┌─ PROVIDED MATERIAL

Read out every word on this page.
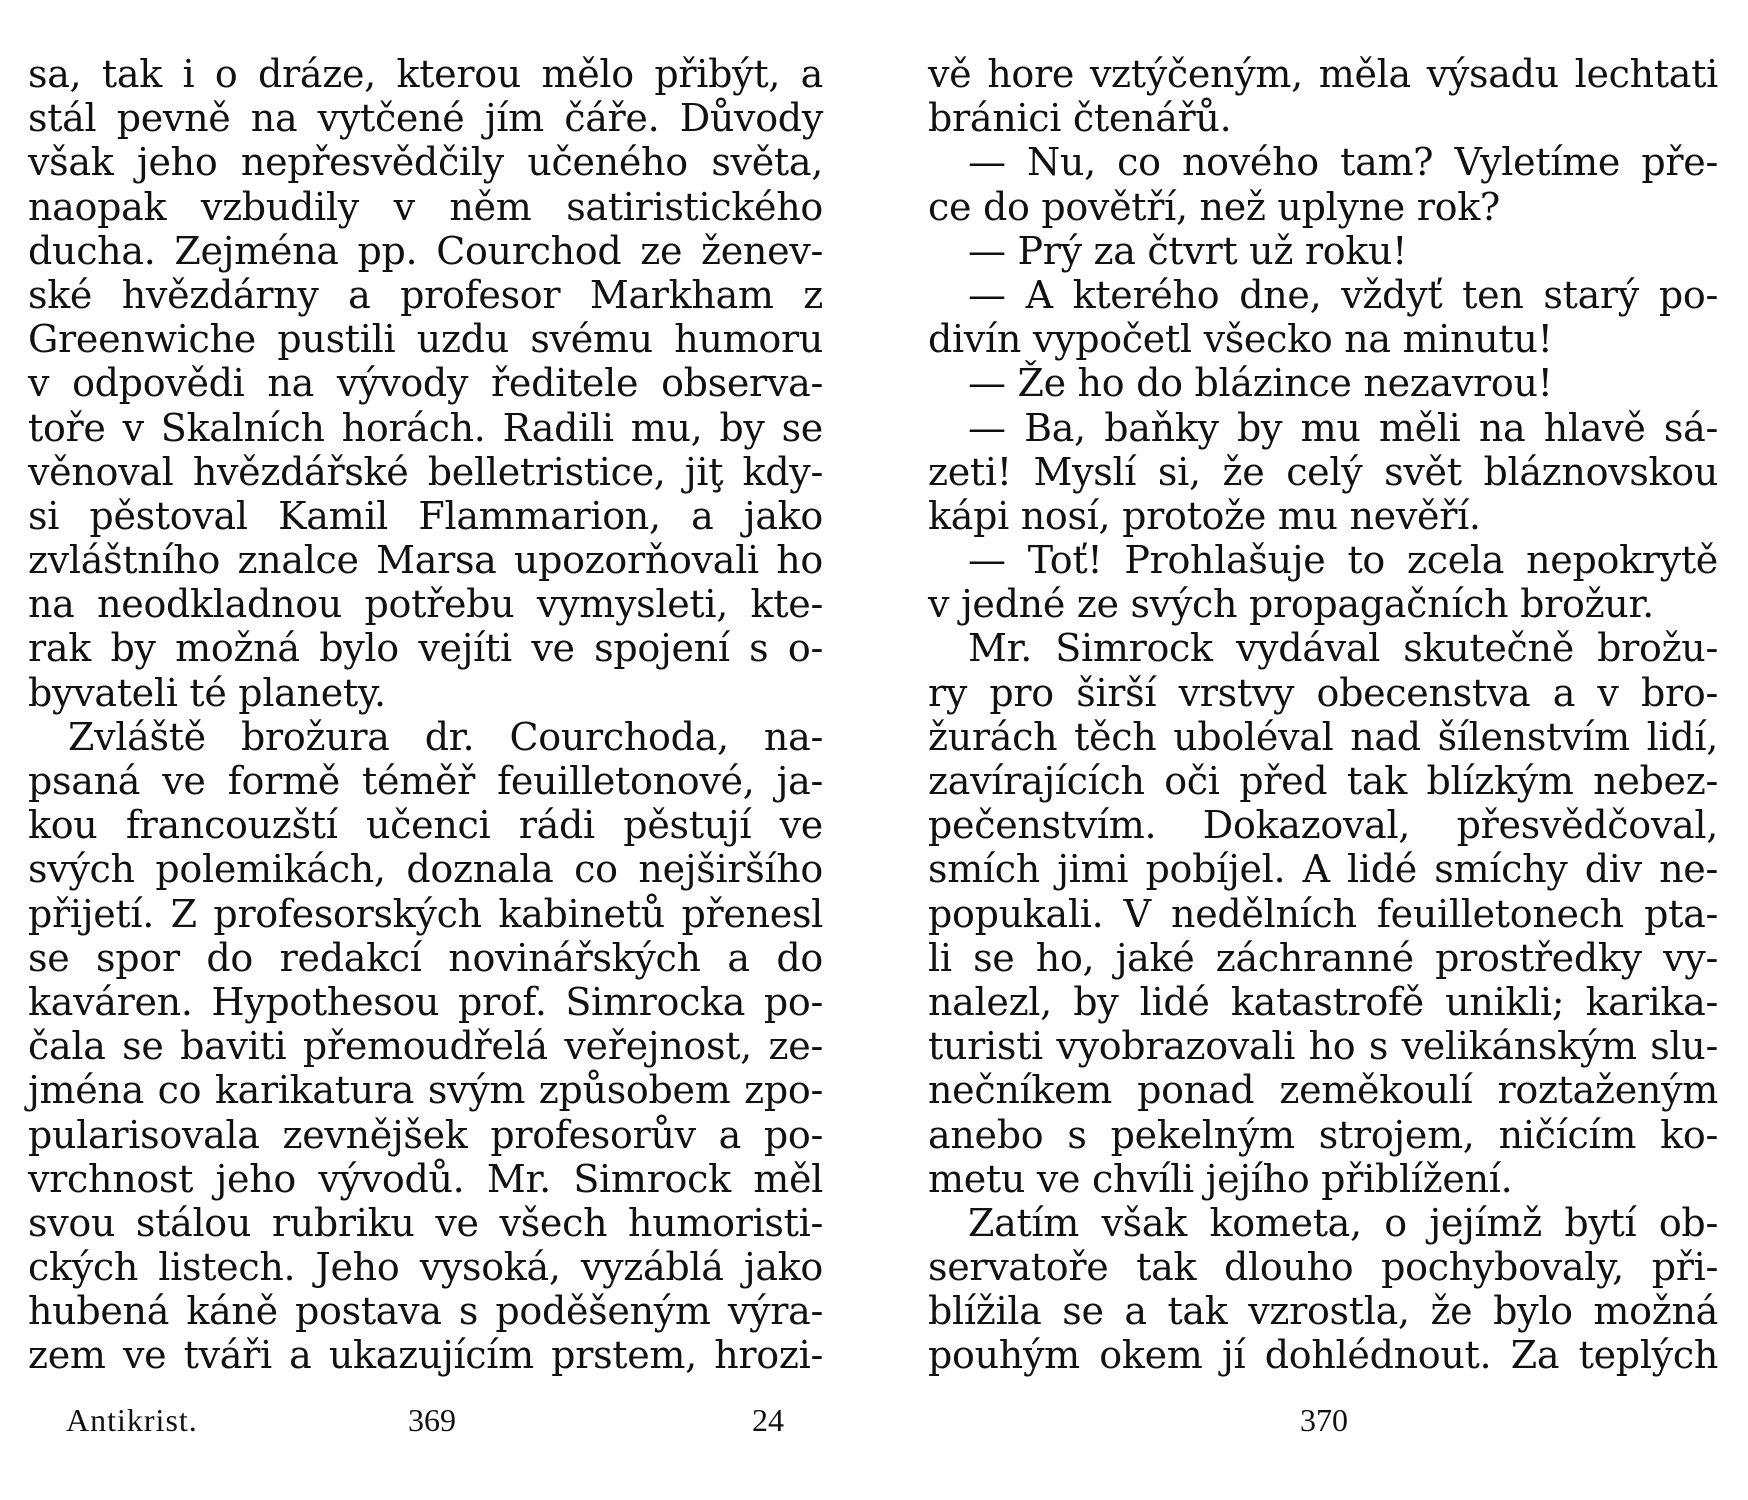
sa, tak i o dráze, kterou mělo přibýt, a
stál pevně na vytčené jím čáře. Důvody
však jeho nepřesvědčily učeného světa,
naopak vzbudily v něm satiristického
ducha. Zejména pp. Courchod ze ženev-
ské hvězdárny a profesor Markham z
Greenwiche pustili uzdu svému humoru
v odpovědi na vývody ředitele observa-
toře v Skalních horách. Radili mu, by se
věnoval hvězdářské belletristice, jiţ kdy-
si pěstoval Kamil Flammarion, a jako
zvláštního znalce Marsa upozorňovali ho
na neodkladnou potřebu vymysleti, kte-
rak by možná bylo vejíti ve spojení s o-
byvateli té planety.
Zvláště brožura dr. Courchoda, na-
psaná ve formě téměř feuilletonové, ja-
kou francouzští učenci rádi pěstují ve
svých polemikách, doznala co nejširšího
přijetí. Z profesorských kabinetů přenesl
se spor do redakcí novinářských a do
kaváren. Hypothesou prof. Simrocka po-
čala se baviti přemoudřelá veřejnost, ze-
jména co karikatura svým způsobem zpo-
pularisovala zevnějšek profesorův a po-
vrchnost jeho vývodů. Mr. Simrock měl
svou stálou rubriku ve všech humoristi-
ckých listech. Jeho vysoká, vyzáblá jako
hubená káně postava s poděšeným výra-
zem ve tváři a ukazujícím prstem, hrozi-
vě hore vztýčeným, měla výsadu lechtati
bránici čtenářů.
— Nu, co nového tam? Vyletíme pře-
ce do povětří, než uplyne rok?
— Prý za čtvrt už roku!
— A kterého dne, vždyť ten starý po-
divín vypočetl všecko na minutu!
— Že ho do blázince nezavrou!
— Ba, baňky by mu měli na hlavě sá-
zeti! Myslí si, že celý svět bláznovskou
kápi nosí, protože mu nevěří.
— Toť! Prohlašuje to zcela nepokrytě
v jedné ze svých propagačních brožur.
Mr. Simrock vydával skutečně brožu-
ry pro širší vrstvy obecenstva a v bro-
žurách těch uboléval nad šílenstvím lidí,
zavírajících oči před tak blízkým nebez-
pečenstvím. Dokazoval, přesvědčoval,
smích jimi pobíjel. A lidé smíchy div ne-
popukali. V nedělních feuilletonech pta-
li se ho, jaké záchranné prostředky vy-
nalezl, by lidé katastrofě unikli; karika-
turisti vyobrazovali ho s velikánským slu-
nečníkem ponad zeměkoulí roztaženým
anebo s pekelným strojem, ničícím ko-
metu ve chvíli jejího přiblížení.
Zatím však kometa, o jejímž bytí ob-
servatoře tak dlouho pochybovaly, při-
blížila se a tak vzrostla, že bylo možná
pouhým okem jí dohlédnout. Za teplých
Antikrist.	369	24	370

└─

## [TO BE DONE]
For each line of the entries that includes "možná", show that line.

## [IN RESPONSE]
rak by možná bylo vejíti ve spojení s o-
blížila se a tak vzrostla, že bylo možná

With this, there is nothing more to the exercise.